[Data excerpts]
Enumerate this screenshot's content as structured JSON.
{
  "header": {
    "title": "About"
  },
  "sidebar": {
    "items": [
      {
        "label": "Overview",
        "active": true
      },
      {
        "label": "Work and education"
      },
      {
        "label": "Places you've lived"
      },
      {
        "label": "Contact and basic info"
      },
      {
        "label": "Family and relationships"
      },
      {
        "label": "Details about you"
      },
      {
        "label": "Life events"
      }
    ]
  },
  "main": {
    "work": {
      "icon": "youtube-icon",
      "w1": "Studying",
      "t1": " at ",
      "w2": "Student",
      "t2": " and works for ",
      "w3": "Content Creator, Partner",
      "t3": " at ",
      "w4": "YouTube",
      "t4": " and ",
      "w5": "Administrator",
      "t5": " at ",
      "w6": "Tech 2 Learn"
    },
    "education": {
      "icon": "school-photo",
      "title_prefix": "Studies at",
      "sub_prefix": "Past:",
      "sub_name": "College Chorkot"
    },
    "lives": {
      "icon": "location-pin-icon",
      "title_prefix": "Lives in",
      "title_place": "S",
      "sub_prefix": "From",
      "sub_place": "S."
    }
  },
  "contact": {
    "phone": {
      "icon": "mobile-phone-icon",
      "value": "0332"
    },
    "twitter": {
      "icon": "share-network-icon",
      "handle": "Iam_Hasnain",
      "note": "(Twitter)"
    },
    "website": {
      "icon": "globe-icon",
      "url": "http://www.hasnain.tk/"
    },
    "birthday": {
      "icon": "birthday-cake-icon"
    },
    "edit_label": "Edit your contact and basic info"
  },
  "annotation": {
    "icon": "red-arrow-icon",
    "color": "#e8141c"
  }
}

● Set task: Take the listing above and set it down exactly.

● Reply:
Enumerate this screenshot's content as structured JSON.
{
  "header": {
    "title": "About"
  },
  "sidebar": {
    "items": [
      {
        "label": "Overview",
        "active": true
      },
      {
        "label": "Work and education"
      },
      {
        "label": "Places you've lived"
      },
      {
        "label": "Contact and basic info"
      },
      {
        "label": "Family and relationships"
      },
      {
        "label": "Details about you"
      },
      {
        "label": "Life events"
      }
    ]
  },
  "main": {
    "work": {
      "icon": "youtube-icon",
      "w1": "Studying",
      "t1": " at ",
      "w2": "Student",
      "t2": " and works for ",
      "w3": "Content Creator, Partner",
      "t3": " at ",
      "w4": "YouTube",
      "t4": " and ",
      "w5": "Administrator",
      "t5": " at ",
      "w6": "Tech 2 Learn"
    },
    "education": {
      "icon": "school-photo",
      "title_prefix": "Studies at",
      "sub_prefix": "Past:",
      "sub_name": "College Chorkot"
    },
    "lives": {
      "icon": "location-pin-icon",
      "title_prefix": "Lives in",
      "title_place": "S",
      "sub_prefix": "From",
      "sub_place": "S."
    }
  },
  "contact": {
    "phone": {
      "icon": "mobile-phone-icon",
      "value": "0332"
    },
    "twitter": {
      "icon": "share-network-icon",
      "handle": "Iam_Hasnain",
      "note": "(Twitter)"
    },
    "website": {
      "icon": "globe-icon",
      "url": "http://www.hasnain.tk/"
    },
    "birthday": {
      "icon": "birthday-cake-icon"
    },
    "edit_label": "Edit your contact and basic info"
  },
  "annotation": {
    "icon": "red-arrow-icon",
    "color": "#e8141c"
  }
}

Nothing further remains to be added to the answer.